[Input Boundary: Start]

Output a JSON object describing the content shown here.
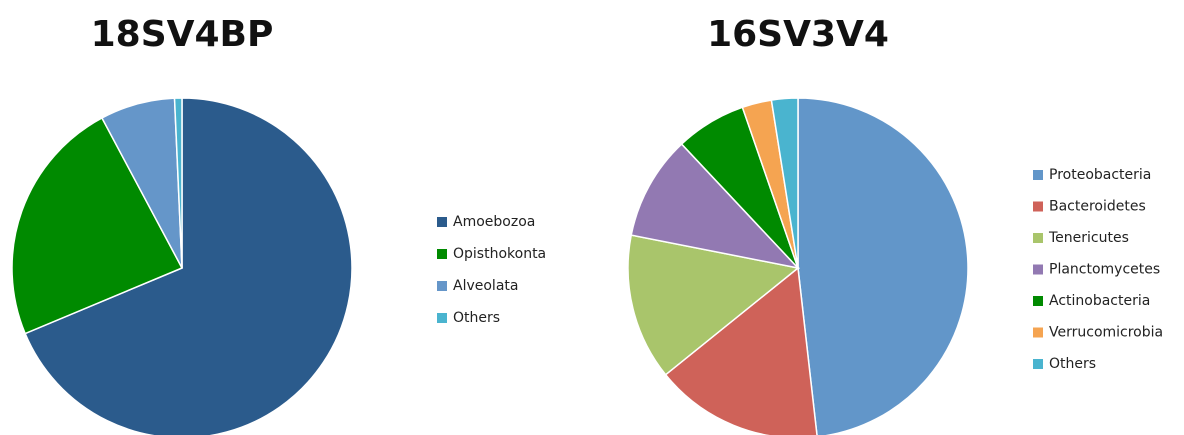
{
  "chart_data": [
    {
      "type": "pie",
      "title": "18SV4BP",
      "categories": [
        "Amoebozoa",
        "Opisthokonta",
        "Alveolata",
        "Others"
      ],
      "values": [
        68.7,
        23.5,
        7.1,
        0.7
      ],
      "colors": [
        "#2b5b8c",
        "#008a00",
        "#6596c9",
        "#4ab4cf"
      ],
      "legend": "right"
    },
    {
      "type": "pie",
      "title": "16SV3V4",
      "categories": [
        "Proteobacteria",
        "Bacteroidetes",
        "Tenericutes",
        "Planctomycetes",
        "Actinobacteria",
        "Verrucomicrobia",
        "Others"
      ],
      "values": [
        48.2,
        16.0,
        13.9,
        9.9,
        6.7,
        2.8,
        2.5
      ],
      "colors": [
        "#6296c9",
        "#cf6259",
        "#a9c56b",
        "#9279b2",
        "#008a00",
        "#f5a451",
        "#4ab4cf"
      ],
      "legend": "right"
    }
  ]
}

[Input Boundary: End]

What is expected →
Go through the material and set it down again exactly, but without any pictures.

Response →
Output a JSON object describing the content shown here.
{
  "chart_data": [
    {
      "type": "pie",
      "title": "18SV4BP",
      "categories": [
        "Amoebozoa",
        "Opisthokonta",
        "Alveolata",
        "Others"
      ],
      "values": [
        68.7,
        23.5,
        7.1,
        0.7
      ],
      "colors": [
        "#2b5b8c",
        "#008a00",
        "#6596c9",
        "#4ab4cf"
      ],
      "legend": "right"
    },
    {
      "type": "pie",
      "title": "16SV3V4",
      "categories": [
        "Proteobacteria",
        "Bacteroidetes",
        "Tenericutes",
        "Planctomycetes",
        "Actinobacteria",
        "Verrucomicrobia",
        "Others"
      ],
      "values": [
        48.2,
        16.0,
        13.9,
        9.9,
        6.7,
        2.8,
        2.5
      ],
      "colors": [
        "#6296c9",
        "#cf6259",
        "#a9c56b",
        "#9279b2",
        "#008a00",
        "#f5a451",
        "#4ab4cf"
      ],
      "legend": "right"
    }
  ]
}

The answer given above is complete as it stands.